What the task asks –
Find the lines below that contain the string "down". Copy each one.

Source records –

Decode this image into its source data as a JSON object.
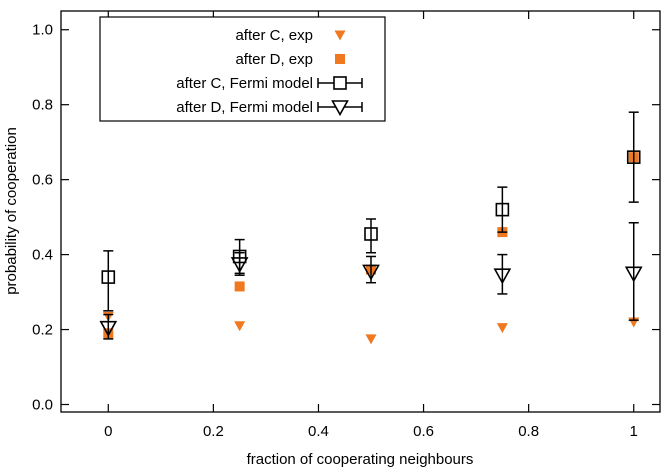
{
  "chart_data": {
    "type": "scatter",
    "xlabel": "fraction of cooperating neighbours",
    "ylabel": "probability of cooperation",
    "xlim": [
      -0.09,
      1.05
    ],
    "ylim": [
      -0.02,
      1.05
    ],
    "x_ticks": [
      0,
      0.2,
      0.4,
      0.6,
      0.8,
      1
    ],
    "x_tick_labels": [
      "0",
      "0.2",
      "0.4",
      "0.6",
      "0.8",
      "1"
    ],
    "y_ticks": [
      0.0,
      0.2,
      0.4,
      0.6,
      0.8,
      1.0
    ],
    "y_tick_labels": [
      "0.0",
      "0.2",
      "0.4",
      "0.6",
      "0.8",
      "1.0"
    ],
    "grid": false,
    "legend_position": "top-left",
    "series": [
      {
        "name": "after C, exp",
        "marker": "filled-triangle-down",
        "color": "#f07820",
        "x": [
          0,
          0.25,
          0.5,
          0.75,
          1.0
        ],
        "y": [
          0.235,
          0.21,
          0.175,
          0.205,
          0.22
        ]
      },
      {
        "name": "after D, exp",
        "marker": "filled-square",
        "color": "#f07820",
        "x": [
          0,
          0.25,
          0.5,
          0.75,
          1.0
        ],
        "y": [
          0.19,
          0.315,
          0.36,
          0.46,
          0.66
        ]
      },
      {
        "name": "after C, Fermi model",
        "marker": "open-square",
        "color": "#000000",
        "x": [
          0,
          0.25,
          0.5,
          0.75,
          1.0
        ],
        "y": [
          0.34,
          0.395,
          0.455,
          0.52,
          0.66
        ],
        "err_low": [
          0.25,
          0.35,
          0.405,
          0.46,
          0.54
        ],
        "err_high": [
          0.41,
          0.44,
          0.495,
          0.58,
          0.78
        ]
      },
      {
        "name": "after D, Fermi model",
        "marker": "open-triangle-down",
        "color": "#000000",
        "x": [
          0,
          0.25,
          0.5,
          0.75,
          1.0
        ],
        "y": [
          0.205,
          0.375,
          0.355,
          0.345,
          0.35
        ],
        "err_low": [
          0.175,
          0.345,
          0.325,
          0.295,
          0.225
        ],
        "err_high": [
          0.24,
          0.405,
          0.395,
          0.4,
          0.485
        ]
      }
    ]
  }
}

Final result –
        "marker": "filled-triangle-down",
        "marker": "open-triangle-down",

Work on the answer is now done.